Written request: In the data below, swap each "sort-icon" for "sort-arrow" and write out every line again with nothing else changed.

=== Data for the task ===

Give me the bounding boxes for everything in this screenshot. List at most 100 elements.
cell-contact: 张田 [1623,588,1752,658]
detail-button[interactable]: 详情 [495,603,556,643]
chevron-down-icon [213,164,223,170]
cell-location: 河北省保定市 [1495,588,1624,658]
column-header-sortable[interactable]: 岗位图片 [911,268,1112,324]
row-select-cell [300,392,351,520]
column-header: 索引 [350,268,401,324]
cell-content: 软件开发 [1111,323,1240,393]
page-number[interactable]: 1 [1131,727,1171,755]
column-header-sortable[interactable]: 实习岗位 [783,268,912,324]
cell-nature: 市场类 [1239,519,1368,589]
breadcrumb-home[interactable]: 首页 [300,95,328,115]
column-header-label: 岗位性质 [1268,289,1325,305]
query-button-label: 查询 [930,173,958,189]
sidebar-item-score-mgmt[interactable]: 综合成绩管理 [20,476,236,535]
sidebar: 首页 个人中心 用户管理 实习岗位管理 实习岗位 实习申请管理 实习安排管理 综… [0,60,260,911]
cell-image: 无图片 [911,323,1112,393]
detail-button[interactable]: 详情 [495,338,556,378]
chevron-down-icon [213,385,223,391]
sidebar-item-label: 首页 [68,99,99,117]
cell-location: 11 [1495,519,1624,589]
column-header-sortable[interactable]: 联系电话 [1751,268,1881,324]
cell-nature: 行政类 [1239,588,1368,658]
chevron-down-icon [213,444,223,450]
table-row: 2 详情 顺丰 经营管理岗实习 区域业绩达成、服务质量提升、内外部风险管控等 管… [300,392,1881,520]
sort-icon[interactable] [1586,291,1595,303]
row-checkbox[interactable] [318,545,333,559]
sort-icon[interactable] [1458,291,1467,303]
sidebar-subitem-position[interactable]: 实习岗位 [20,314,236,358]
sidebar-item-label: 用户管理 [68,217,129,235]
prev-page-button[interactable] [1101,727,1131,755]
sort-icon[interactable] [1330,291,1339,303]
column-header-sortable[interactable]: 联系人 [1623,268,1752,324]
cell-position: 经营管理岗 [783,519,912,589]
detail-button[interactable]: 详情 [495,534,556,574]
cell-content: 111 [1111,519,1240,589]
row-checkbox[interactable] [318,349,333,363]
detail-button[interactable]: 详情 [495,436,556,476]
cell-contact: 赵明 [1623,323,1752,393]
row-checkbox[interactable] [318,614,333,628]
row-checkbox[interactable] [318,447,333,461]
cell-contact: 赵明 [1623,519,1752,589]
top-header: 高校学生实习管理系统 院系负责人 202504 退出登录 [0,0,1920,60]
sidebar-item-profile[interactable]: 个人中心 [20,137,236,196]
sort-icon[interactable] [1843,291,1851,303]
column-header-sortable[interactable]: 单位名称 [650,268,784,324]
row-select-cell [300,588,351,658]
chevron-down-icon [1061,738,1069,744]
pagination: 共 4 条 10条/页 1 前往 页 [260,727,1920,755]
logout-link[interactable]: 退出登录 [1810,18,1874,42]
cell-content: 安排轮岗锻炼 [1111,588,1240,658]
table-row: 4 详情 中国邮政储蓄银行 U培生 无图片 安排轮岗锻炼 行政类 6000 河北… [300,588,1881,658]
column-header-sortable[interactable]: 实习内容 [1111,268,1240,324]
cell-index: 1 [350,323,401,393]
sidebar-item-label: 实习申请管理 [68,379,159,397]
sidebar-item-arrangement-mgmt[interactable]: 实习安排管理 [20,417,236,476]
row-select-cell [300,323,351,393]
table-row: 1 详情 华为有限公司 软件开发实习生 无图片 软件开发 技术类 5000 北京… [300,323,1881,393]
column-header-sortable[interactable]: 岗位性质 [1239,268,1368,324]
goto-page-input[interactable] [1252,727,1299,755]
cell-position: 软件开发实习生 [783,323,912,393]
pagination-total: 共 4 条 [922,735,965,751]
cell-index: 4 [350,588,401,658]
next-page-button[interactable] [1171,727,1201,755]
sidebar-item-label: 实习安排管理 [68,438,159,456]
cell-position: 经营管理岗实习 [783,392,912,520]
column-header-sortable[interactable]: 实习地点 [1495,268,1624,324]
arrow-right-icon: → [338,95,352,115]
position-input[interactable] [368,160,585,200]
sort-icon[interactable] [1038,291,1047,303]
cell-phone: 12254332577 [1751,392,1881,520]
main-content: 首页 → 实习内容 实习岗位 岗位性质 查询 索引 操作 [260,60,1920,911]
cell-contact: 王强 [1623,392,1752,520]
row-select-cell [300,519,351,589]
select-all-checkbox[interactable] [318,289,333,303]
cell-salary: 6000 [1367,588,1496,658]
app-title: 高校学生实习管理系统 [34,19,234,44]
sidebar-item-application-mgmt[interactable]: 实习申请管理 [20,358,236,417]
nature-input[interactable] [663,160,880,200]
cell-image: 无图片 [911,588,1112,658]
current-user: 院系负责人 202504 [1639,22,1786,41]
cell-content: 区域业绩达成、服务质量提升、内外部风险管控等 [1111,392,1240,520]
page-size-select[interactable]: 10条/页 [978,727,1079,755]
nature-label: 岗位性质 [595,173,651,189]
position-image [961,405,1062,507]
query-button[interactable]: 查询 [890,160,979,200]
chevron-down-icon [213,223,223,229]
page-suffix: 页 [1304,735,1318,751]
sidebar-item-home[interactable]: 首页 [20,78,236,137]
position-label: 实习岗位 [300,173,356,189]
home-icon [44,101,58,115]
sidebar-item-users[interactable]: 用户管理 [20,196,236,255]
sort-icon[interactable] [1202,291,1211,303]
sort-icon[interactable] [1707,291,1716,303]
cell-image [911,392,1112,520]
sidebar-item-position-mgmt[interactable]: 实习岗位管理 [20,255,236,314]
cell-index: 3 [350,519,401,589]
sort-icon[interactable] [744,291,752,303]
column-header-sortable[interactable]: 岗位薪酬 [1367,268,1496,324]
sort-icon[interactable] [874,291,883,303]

===

Solution:
Give me the bounding boxes for everything in this screenshot. List at most 100 elements.
cell-contact: 张田 [1623,588,1752,658]
detail-button[interactable]: 详情 [495,603,556,643]
chevron-down-icon [213,164,223,170]
cell-location: 河北省保定市 [1495,588,1624,658]
column-header-sortable[interactable]: 岗位图片 [911,268,1112,324]
row-select-cell [300,392,351,520]
column-header: 索引 [350,268,401,324]
cell-content: 软件开发 [1111,323,1240,393]
page-number[interactable]: 1 [1131,727,1171,755]
column-header-sortable[interactable]: 实习岗位 [783,268,912,324]
cell-nature: 市场类 [1239,519,1368,589]
breadcrumb-home[interactable]: 首页 [300,95,328,115]
column-header-label: 岗位性质 [1268,289,1325,305]
query-button-label: 查询 [930,173,958,189]
sidebar-item-score-mgmt[interactable]: 综合成绩管理 [20,476,236,535]
sidebar: 首页 个人中心 用户管理 实习岗位管理 实习岗位 实习申请管理 实习安排管理 综… [0,60,260,911]
cell-image: 无图片 [911,323,1112,393]
detail-button[interactable]: 详情 [495,338,556,378]
chevron-down-icon [213,385,223,391]
sidebar-item-label: 首页 [68,99,99,117]
cell-location: 11 [1495,519,1624,589]
column-header-sortable[interactable]: 联系电话 [1751,268,1881,324]
cell-nature: 行政类 [1239,588,1368,658]
chevron-down-icon [213,444,223,450]
table-row: 2 详情 顺丰 经营管理岗实习 区域业绩达成、服务质量提升、内外部风险管控等 管… [300,392,1881,520]
sort-arrow[interactable] [1586,291,1595,303]
row-checkbox[interactable] [318,545,333,559]
sort-arrow[interactable] [1458,291,1467,303]
sidebar-subitem-position[interactable]: 实习岗位 [20,314,236,358]
sidebar-item-label: 用户管理 [68,217,129,235]
prev-page-button[interactable] [1101,727,1131,755]
sort-arrow[interactable] [1330,291,1339,303]
column-header-sortable[interactable]: 联系人 [1623,268,1752,324]
cell-position: 经营管理岗 [783,519,912,589]
detail-button[interactable]: 详情 [495,534,556,574]
cell-content: 111 [1111,519,1240,589]
row-checkbox[interactable] [318,349,333,363]
detail-button[interactable]: 详情 [495,436,556,476]
cell-contact: 赵明 [1623,323,1752,393]
row-checkbox[interactable] [318,614,333,628]
row-checkbox[interactable] [318,447,333,461]
cell-contact: 赵明 [1623,519,1752,589]
top-header: 高校学生实习管理系统 院系负责人 202504 退出登录 [0,0,1920,60]
sidebar-item-profile[interactable]: 个人中心 [20,137,236,196]
sort-arrow[interactable] [1843,291,1851,303]
column-header-sortable[interactable]: 单位名称 [650,268,784,324]
row-select-cell [300,588,351,658]
chevron-down-icon [1061,738,1069,744]
pagination: 共 4 条 10条/页 1 前往 页 [260,727,1920,755]
logout-link[interactable]: 退出登录 [1810,18,1874,42]
cell-content: 安排轮岗锻炼 [1111,588,1240,658]
table-row: 4 详情 中国邮政储蓄银行 U培生 无图片 安排轮岗锻炼 行政类 6000 河北… [300,588,1881,658]
column-header-sortable[interactable]: 实习内容 [1111,268,1240,324]
cell-index: 1 [350,323,401,393]
sidebar-item-label: 实习申请管理 [68,379,159,397]
sidebar-item-arrangement-mgmt[interactable]: 实习安排管理 [20,417,236,476]
row-select-cell [300,323,351,393]
table-row: 1 详情 华为有限公司 软件开发实习生 无图片 软件开发 技术类 5000 北京… [300,323,1881,393]
column-header-sortable[interactable]: 岗位性质 [1239,268,1368,324]
goto-page-input[interactable] [1252,727,1299,755]
cell-position: 软件开发实习生 [783,323,912,393]
pagination-total: 共 4 条 [922,735,965,751]
cell-index: 4 [350,588,401,658]
next-page-button[interactable] [1171,727,1201,755]
sidebar-item-label: 实习安排管理 [68,438,159,456]
cell-position: 经营管理岗实习 [783,392,912,520]
column-header-sortable[interactable]: 实习地点 [1495,268,1624,324]
arrow-right-icon: → [338,95,352,115]
position-input[interactable] [368,160,585,200]
sort-arrow[interactable] [1038,291,1047,303]
cell-phone: 12254332577 [1751,392,1881,520]
main-content: 首页 → 实习内容 实习岗位 岗位性质 查询 索引 操作 [260,60,1920,911]
cell-contact: 王强 [1623,392,1752,520]
row-select-cell [300,519,351,589]
select-all-checkbox[interactable] [318,289,333,303]
cell-salary: 6000 [1367,588,1496,658]
app-title: 高校学生实习管理系统 [34,19,234,44]
sidebar-item-application-mgmt[interactable]: 实习申请管理 [20,358,236,417]
nature-input[interactable] [663,160,880,200]
cell-image: 无图片 [911,588,1112,658]
current-user: 院系负责人 202504 [1639,22,1786,41]
cell-content: 区域业绩达成、服务质量提升、内外部风险管控等 [1111,392,1240,520]
page-size-select[interactable]: 10条/页 [978,727,1079,755]
nature-label: 岗位性质 [595,173,651,189]
position-image [961,405,1062,507]
query-button[interactable]: 查询 [890,160,979,200]
chevron-down-icon [213,223,223,229]
page-suffix: 页 [1304,735,1318,751]
sidebar-item-home[interactable]: 首页 [20,78,236,137]
position-label: 实习岗位 [300,173,356,189]
home-icon [44,101,58,115]
sidebar-item-users[interactable]: 用户管理 [20,196,236,255]
sort-arrow[interactable] [1202,291,1211,303]
sort-arrow[interactable] [1707,291,1716,303]
cell-image [911,392,1112,520]
sidebar-item-position-mgmt[interactable]: 实习岗位管理 [20,255,236,314]
cell-index: 3 [350,519,401,589]
sort-arrow[interactable] [744,291,752,303]
column-header-sortable[interactable]: 岗位薪酬 [1367,268,1496,324]
sort-arrow[interactable] [874,291,883,303]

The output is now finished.